## 提示テキスト
· · ·
平井正史コーチが説く能力アップ術「選手を過保護にしてはいけない」 (2ページ目)

  • 高橋安幸●文 text by Takahashi Yasuyuki
  • 小池義弘●写真 photo by Koike Yoshihiro

「ちょうどひじが疲れてきた頃に先発ローテーションに回してもらったんで、それがよかったですね」と振り返る平井だが、この転向に加え、故障から復調した経験は、投手を指導する上で貴重な財産になっている。

「いい経験と悪い経験、僕には両方あるんですけどね。ただ、やはり、手術して自分のひじのことはよく考えるようになりましたし、逆に『ここまではできる』っていう、自分でも線引きができたんです。それができてからは、ケガをすることがすべてマイナスかというと、そうでもないのかなと。
· · ·
## 元データ

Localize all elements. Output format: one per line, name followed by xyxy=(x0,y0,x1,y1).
· · ·
提示テキストの「平井正史コーチが説く能力アップ術「選手を過保護にしてはいけない」 (2ページ目)」から「うと、そうでもないのかなと。」までの部分を、一字も変えずに返してください。 資料は別の出どころから取ったものだ。

## 解答
平井正史コーチが説く能力アップ術「選手を過保護にしてはいけない」 (2ページ目)

  • 高橋安幸●文 text by Takahashi Yasuyuki
  • 小池義弘●写真 photo by Koike Yoshihiro

「ちょうどひじが疲れてきた頃に先発ローテーションに回してもらったんで、それがよかったですね」と振り返る平井だが、この転向に加え、故障から復調した経験は、投手を指導する上で貴重な財産になっている。

「いい経験と悪い経験、僕には両方あるんですけどね。ただ、やはり、手術して自分のひじのことはよく考えるようになりましたし、逆に『ここまではできる』っていう、自分でも線引きができたんです。それができてからは、ケガをすることがすべてマイナスかというと、そうでもないのかなと。